**Set problem**
Go through the data below line by line and count those containing the word "LIVINGSTONE". Reply with the count only.

[BEGIN Extracted material]

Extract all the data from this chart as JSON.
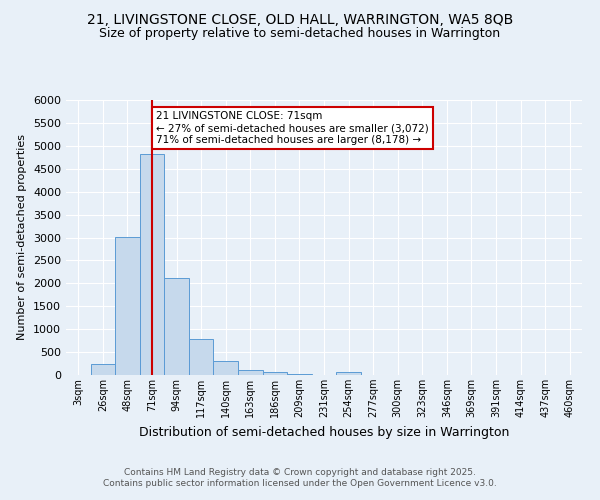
{
  "title": "21, LIVINGSTONE CLOSE, OLD HALL, WARRINGTON, WA5 8QB",
  "subtitle": "Size of property relative to semi-detached houses in Warrington",
  "xlabel": "Distribution of semi-detached houses by size in Warrington",
  "ylabel": "Number of semi-detached properties",
  "bin_labels": [
    "3sqm",
    "26sqm",
    "48sqm",
    "71sqm",
    "94sqm",
    "117sqm",
    "140sqm",
    "163sqm",
    "186sqm",
    "209sqm",
    "231sqm",
    "254sqm",
    "277sqm",
    "300sqm",
    "323sqm",
    "346sqm",
    "369sqm",
    "391sqm",
    "414sqm",
    "437sqm",
    "460sqm"
  ],
  "bar_values": [
    0,
    240,
    3020,
    4820,
    2120,
    790,
    300,
    120,
    65,
    30,
    0,
    55,
    0,
    0,
    0,
    0,
    0,
    0,
    0,
    0,
    0
  ],
  "bar_color": "#c6d9ec",
  "bar_edge_color": "#5b9bd5",
  "red_line_bin": 3,
  "annotation_title": "21 LIVINGSTONE CLOSE: 71sqm",
  "annotation_line1": "← 27% of semi-detached houses are smaller (3,072)",
  "annotation_line2": "71% of semi-detached houses are larger (8,178) →",
  "ylim": [
    0,
    6000
  ],
  "yticks": [
    0,
    500,
    1000,
    1500,
    2000,
    2500,
    3000,
    3500,
    4000,
    4500,
    5000,
    5500,
    6000
  ],
  "footer_line1": "Contains HM Land Registry data © Crown copyright and database right 2025.",
  "footer_line2": "Contains public sector information licensed under the Open Government Licence v3.0.",
  "background_color": "#e8f0f8",
  "title_fontsize": 10,
  "subtitle_fontsize": 9,
  "annotation_box_color": "#ffffff",
  "annotation_border_color": "#cc0000",
  "red_line_color": "#cc0000"
}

[END Extracted material]

**Response below**
2